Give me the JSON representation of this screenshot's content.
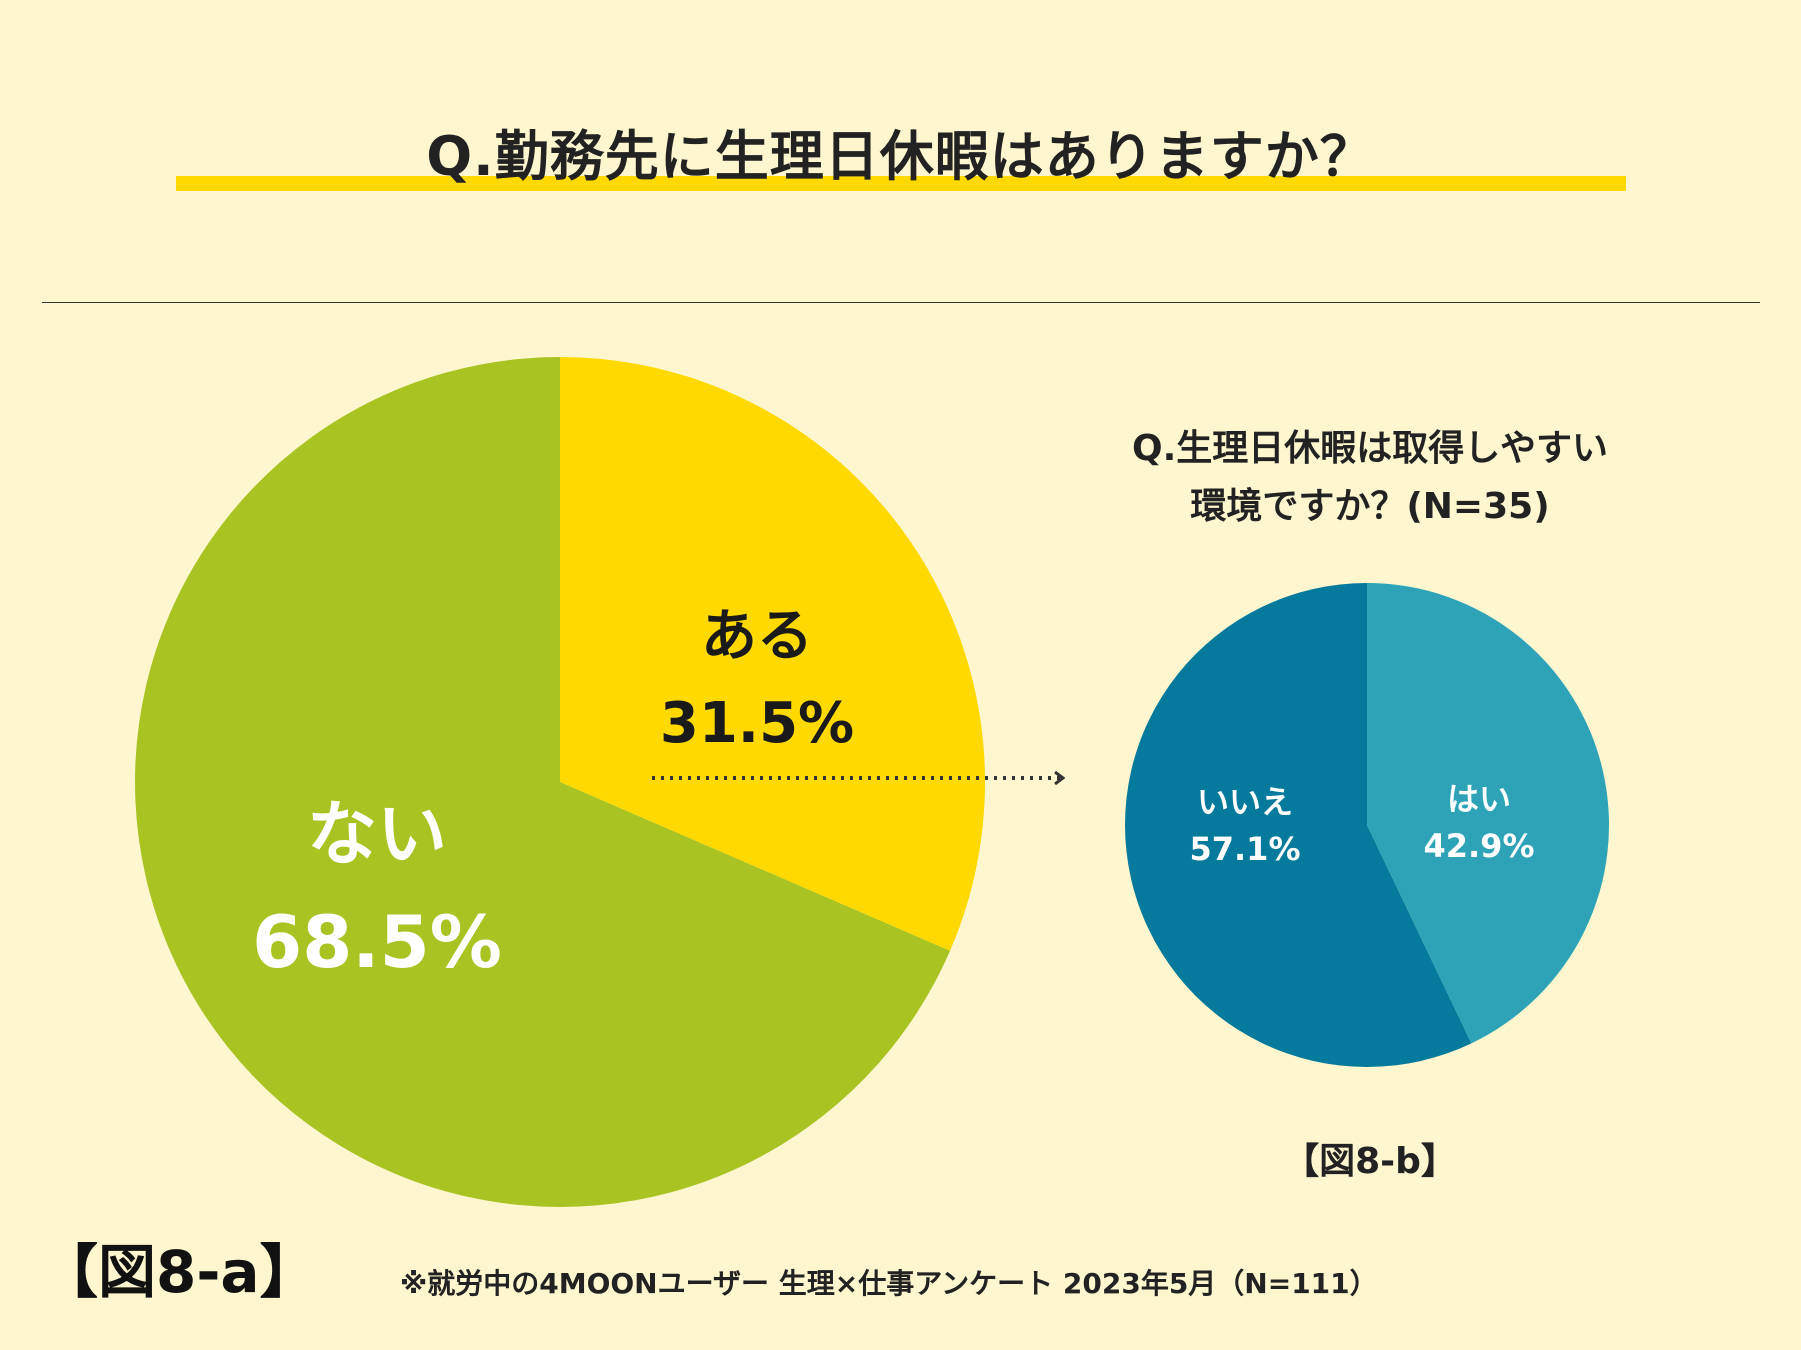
{
  "title": "Q.勤務先に生理日休暇はありますか？",
  "sub_question": {
    "line1": "Q.生理日休暇は取得しやすい",
    "line2": "環境ですか？(N=35)"
  },
  "fig_labels": {
    "a": "【図8-a】",
    "b": "【図8-b】"
  },
  "note": "※就労中の4MOONユーザー 生理×仕事アンケート 2023年5月（N=111）",
  "colors": {
    "background": "#FDF6CF",
    "accent_yellow": "#FFD900",
    "green": "#A9C323",
    "teal_light": "#2EA3B7",
    "teal_dark": "#067A9C"
  },
  "chart_data": [
    {
      "type": "pie",
      "title": "Q.勤務先に生理日休暇はありますか？",
      "slices": [
        {
          "label": "ある",
          "value": 31.5,
          "value_text": "31.5%"
        },
        {
          "label": "ない",
          "value": 68.5,
          "value_text": "68.5%"
        }
      ]
    },
    {
      "type": "pie",
      "title": "Q.生理日休暇は取得しやすい環境ですか？(N=35)",
      "slices": [
        {
          "label": "はい",
          "value": 42.9,
          "value_text": "42.9%"
        },
        {
          "label": "いいえ",
          "value": 57.1,
          "value_text": "57.1%"
        }
      ]
    }
  ]
}
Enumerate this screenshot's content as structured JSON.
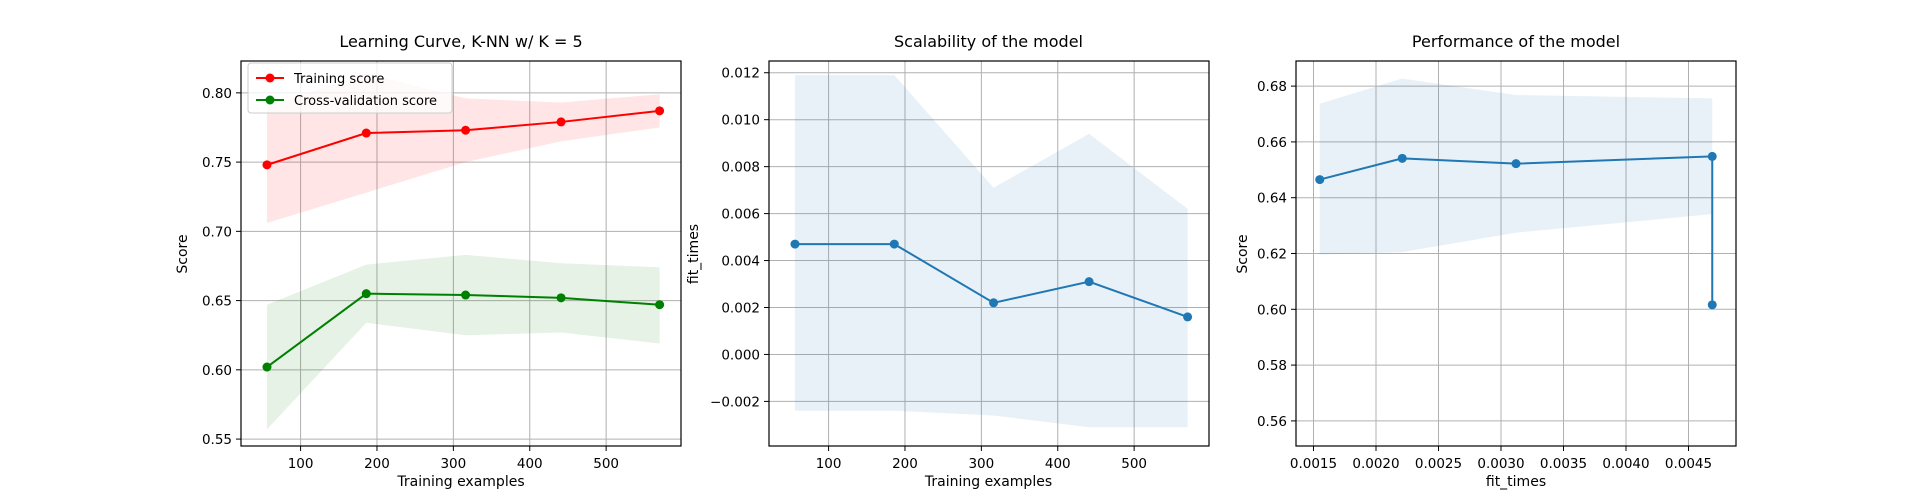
{
  "chart_data": [
    {
      "type": "line",
      "title": "Learning Curve, K-NN w/ K = 5",
      "xlabel": "Training examples",
      "ylabel": "Score",
      "xlim": [
        22,
        598
      ],
      "ylim": [
        0.545,
        0.823
      ],
      "xticks": [
        100,
        200,
        300,
        400,
        500
      ],
      "xtick_labels": [
        "100",
        "200",
        "300",
        "400",
        "500"
      ],
      "yticks": [
        0.55,
        0.6,
        0.65,
        0.7,
        0.75,
        0.8
      ],
      "ytick_labels": [
        "0.55",
        "0.60",
        "0.65",
        "0.70",
        "0.75",
        "0.80"
      ],
      "grid": true,
      "legend": "upper left",
      "series": [
        {
          "name": "Training score",
          "color": "#ff0000",
          "band_color": "#ff0000",
          "x": [
            56,
            186,
            316,
            441,
            570
          ],
          "values": [
            0.748,
            0.771,
            0.773,
            0.779,
            0.787
          ],
          "lower": [
            0.706,
            0.728,
            0.75,
            0.765,
            0.775
          ],
          "upper": [
            0.79,
            0.814,
            0.796,
            0.793,
            0.799
          ]
        },
        {
          "name": "Cross-validation score",
          "color": "#008000",
          "band_color": "#008000",
          "x": [
            56,
            186,
            316,
            441,
            570
          ],
          "values": [
            0.602,
            0.655,
            0.654,
            0.652,
            0.647
          ],
          "lower": [
            0.557,
            0.634,
            0.625,
            0.627,
            0.619
          ],
          "upper": [
            0.647,
            0.676,
            0.683,
            0.677,
            0.674
          ]
        }
      ]
    },
    {
      "type": "line",
      "title": "Scalability of the model",
      "xlabel": "Training examples",
      "ylabel": "fit_times",
      "xlim": [
        22,
        598
      ],
      "ylim": [
        -0.0039,
        0.0125
      ],
      "xticks": [
        100,
        200,
        300,
        400,
        500
      ],
      "xtick_labels": [
        "100",
        "200",
        "300",
        "400",
        "500"
      ],
      "yticks": [
        -0.002,
        0.0,
        0.002,
        0.004,
        0.006,
        0.008,
        0.01,
        0.012
      ],
      "ytick_labels": [
        "−0.002",
        "0.000",
        "0.002",
        "0.004",
        "0.006",
        "0.008",
        "0.010",
        "0.012"
      ],
      "grid": true,
      "series": [
        {
          "color": "#1f77b4",
          "band_color": "#1f77b4",
          "x": [
            56,
            186,
            316,
            441,
            570
          ],
          "values": [
            0.0047,
            0.0047,
            0.0022,
            0.0031,
            0.0016
          ],
          "lower": [
            -0.0024,
            -0.0024,
            -0.0026,
            -0.0031,
            -0.0031
          ],
          "upper": [
            0.0119,
            0.0119,
            0.0071,
            0.0094,
            0.0062
          ]
        }
      ]
    },
    {
      "type": "line",
      "title": "Performance of the model",
      "xlabel": "fit_times",
      "ylabel": "Score",
      "xlim": [
        0.00136,
        0.00488
      ],
      "ylim": [
        0.551,
        0.689
      ],
      "xticks": [
        0.0015,
        0.002,
        0.0025,
        0.003,
        0.0035,
        0.004,
        0.0045
      ],
      "xtick_labels": [
        "0.0015",
        "0.0020",
        "0.0025",
        "0.0030",
        "0.0035",
        "0.0040",
        "0.0045"
      ],
      "yticks": [
        0.56,
        0.58,
        0.6,
        0.62,
        0.64,
        0.66,
        0.68
      ],
      "ytick_labels": [
        "0.56",
        "0.58",
        "0.60",
        "0.62",
        "0.64",
        "0.66",
        "0.68"
      ],
      "grid": true,
      "series": [
        {
          "color": "#1f77b4",
          "band_color": "#1f77b4",
          "x": [
            0.00155,
            0.00221,
            0.00312,
            0.00469,
            0.00469
          ],
          "values": [
            0.6465,
            0.6541,
            0.6522,
            0.6548,
            0.6016
          ],
          "lower": [
            0.6196,
            0.6205,
            0.6275,
            0.6341,
            0.6341
          ],
          "upper": [
            0.6737,
            0.6827,
            0.6768,
            0.6756,
            0.6756
          ]
        }
      ]
    }
  ]
}
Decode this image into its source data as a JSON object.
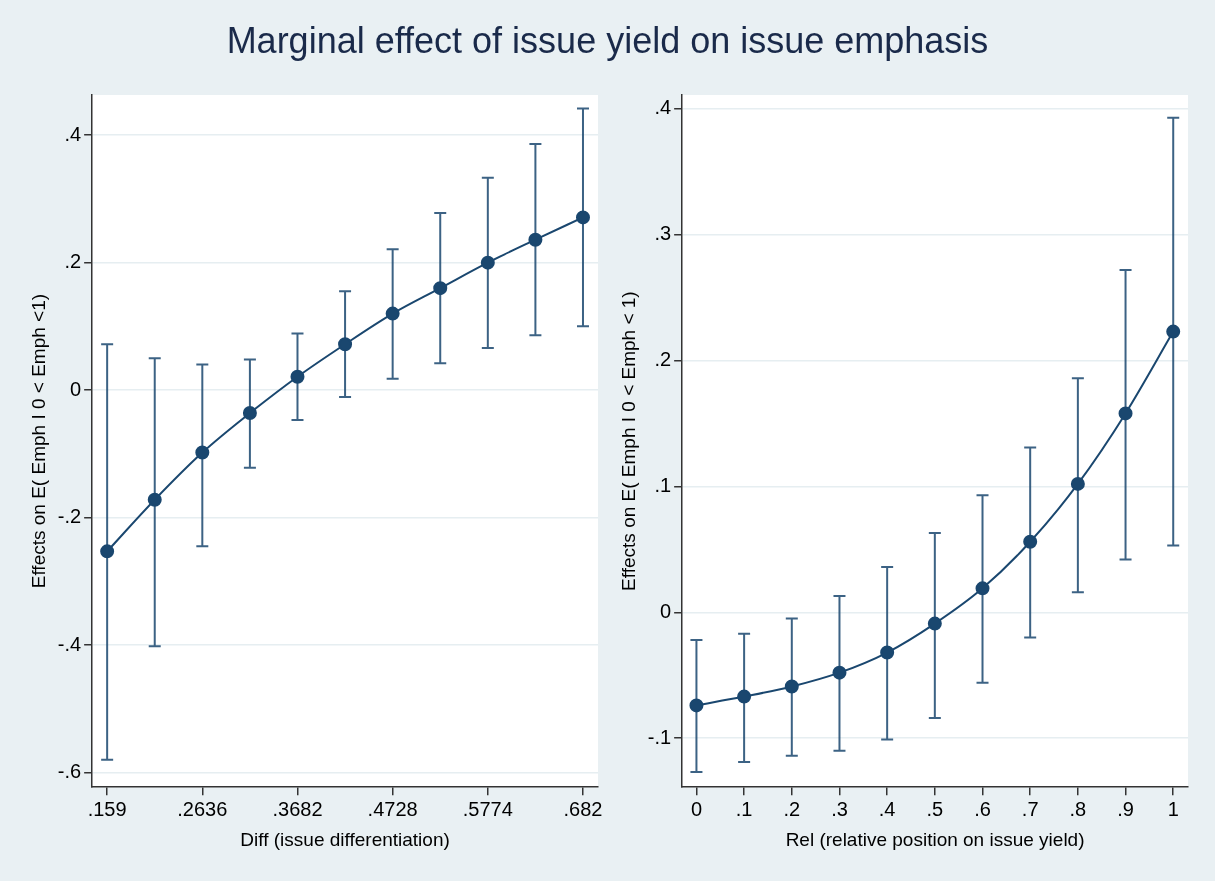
....
Copy the data word for word. Pictures do not go in the copy.

▸ Exercise solution
Give me the JSON representation of this screenshot's content.
{
  "title": "Q.勤務先に生理日休暇はありますか？",
  "sub_question": {
    "line1": "Q.生理日休暇は取得しやすい",
    "line2": "環境ですか？(N=35)"
  },
  "fig_labels": {
    "a": "【図8-a】",
    "b": "【図8-b】"
  },
  "note": "※就労中の4MOONユーザー 生理×仕事アンケート 2023年5月（N=111）",
  "colors": {
    "background": "#FDF6CF",
    "accent_yellow": "#FFD900",
    "green": "#A9C323",
    "teal_light": "#2EA3B7",
    "teal_dark": "#067A9C"
  },
  "chart_data": [
    {
      "type": "pie",
      "title": "Q.勤務先に生理日休暇はありますか？",
      "slices": [
        {
          "label": "ある",
          "value": 31.5,
          "value_text": "31.5%"
        },
        {
          "label": "ない",
          "value": 68.5,
          "value_text": "68.5%"
        }
      ]
    },
    {
      "type": "pie",
      "title": "Q.生理日休暇は取得しやすい環境ですか？(N=35)",
      "slices": [
        {
          "label": "はい",
          "value": 42.9,
          "value_text": "42.9%"
        },
        {
          "label": "いいえ",
          "value": 57.1,
          "value_text": "57.1%"
        }
      ]
    }
  ]
}
Enumerate this screenshot's content as structured JSON.
{
  "chart_data": [
    {
      "type": "line",
      "title": "Learning Curve, K-NN w/ K = 5",
      "xlabel": "Training examples",
      "ylabel": "Score",
      "xlim": [
        22,
        598
      ],
      "ylim": [
        0.545,
        0.823
      ],
      "xticks": [
        100,
        200,
        300,
        400,
        500
      ],
      "xtick_labels": [
        "100",
        "200",
        "300",
        "400",
        "500"
      ],
      "yticks": [
        0.55,
        0.6,
        0.65,
        0.7,
        0.75,
        0.8
      ],
      "ytick_labels": [
        "0.55",
        "0.60",
        "0.65",
        "0.70",
        "0.75",
        "0.80"
      ],
      "grid": true,
      "legend": "upper left",
      "series": [
        {
          "name": "Training score",
          "color": "#ff0000",
          "band_color": "#ff0000",
          "x": [
            56,
            186,
            316,
            441,
            570
          ],
          "values": [
            0.748,
            0.771,
            0.773,
            0.779,
            0.787
          ],
          "lower": [
            0.706,
            0.728,
            0.75,
            0.765,
            0.775
          ],
          "upper": [
            0.79,
            0.814,
            0.796,
            0.793,
            0.799
          ]
        },
        {
          "name": "Cross-validation score",
          "color": "#008000",
          "band_color": "#008000",
          "x": [
            56,
            186,
            316,
            441,
            570
          ],
          "values": [
            0.602,
            0.655,
            0.654,
            0.652,
            0.647
          ],
          "lower": [
            0.557,
            0.634,
            0.625,
            0.627,
            0.619
          ],
          "upper": [
            0.647,
            0.676,
            0.683,
            0.677,
            0.674
          ]
        }
      ]
    },
    {
      "type": "line",
      "title": "Scalability of the model",
      "xlabel": "Training examples",
      "ylabel": "fit_times",
      "xlim": [
        22,
        598
      ],
      "ylim": [
        -0.0039,
        0.0125
      ],
      "xticks": [
        100,
        200,
        300,
        400,
        500
      ],
      "xtick_labels": [
        "100",
        "200",
        "300",
        "400",
        "500"
      ],
      "yticks": [
        -0.002,
        0.0,
        0.002,
        0.004,
        0.006,
        0.008,
        0.01,
        0.012
      ],
      "ytick_labels": [
        "−0.002",
        "0.000",
        "0.002",
        "0.004",
        "0.006",
        "0.008",
        "0.010",
        "0.012"
      ],
      "grid": true,
      "series": [
        {
          "color": "#1f77b4",
          "band_color": "#1f77b4",
          "x": [
            56,
            186,
            316,
            441,
            570
          ],
          "values": [
            0.0047,
            0.0047,
            0.0022,
            0.0031,
            0.0016
          ],
          "lower": [
            -0.0024,
            -0.0024,
            -0.0026,
            -0.0031,
            -0.0031
          ],
          "upper": [
            0.0119,
            0.0119,
            0.0071,
            0.0094,
            0.0062
          ]
        }
      ]
    },
    {
      "type": "line",
      "title": "Performance of the model",
      "xlabel": "fit_times",
      "ylabel": "Score",
      "xlim": [
        0.00136,
        0.00488
      ],
      "ylim": [
        0.551,
        0.689
      ],
      "xticks": [
        0.0015,
        0.002,
        0.0025,
        0.003,
        0.0035,
        0.004,
        0.0045
      ],
      "xtick_labels": [
        "0.0015",
        "0.0020",
        "0.0025",
        "0.0030",
        "0.0035",
        "0.0040",
        "0.0045"
      ],
      "yticks": [
        0.56,
        0.58,
        0.6,
        0.62,
        0.64,
        0.66,
        0.68
      ],
      "ytick_labels": [
        "0.56",
        "0.58",
        "0.60",
        "0.62",
        "0.64",
        "0.66",
        "0.68"
      ],
      "grid": true,
      "series": [
        {
          "color": "#1f77b4",
          "band_color": "#1f77b4",
          "x": [
            0.00155,
            0.00221,
            0.00312,
            0.00469,
            0.00469
          ],
          "values": [
            0.6465,
            0.6541,
            0.6522,
            0.6548,
            0.6016
          ],
          "lower": [
            0.6196,
            0.6205,
            0.6275,
            0.6341,
            0.6341
          ],
          "upper": [
            0.6737,
            0.6827,
            0.6768,
            0.6756,
            0.6756
          ]
        }
      ]
    }
  ]
}
Decode this image into its source data as a JSON object.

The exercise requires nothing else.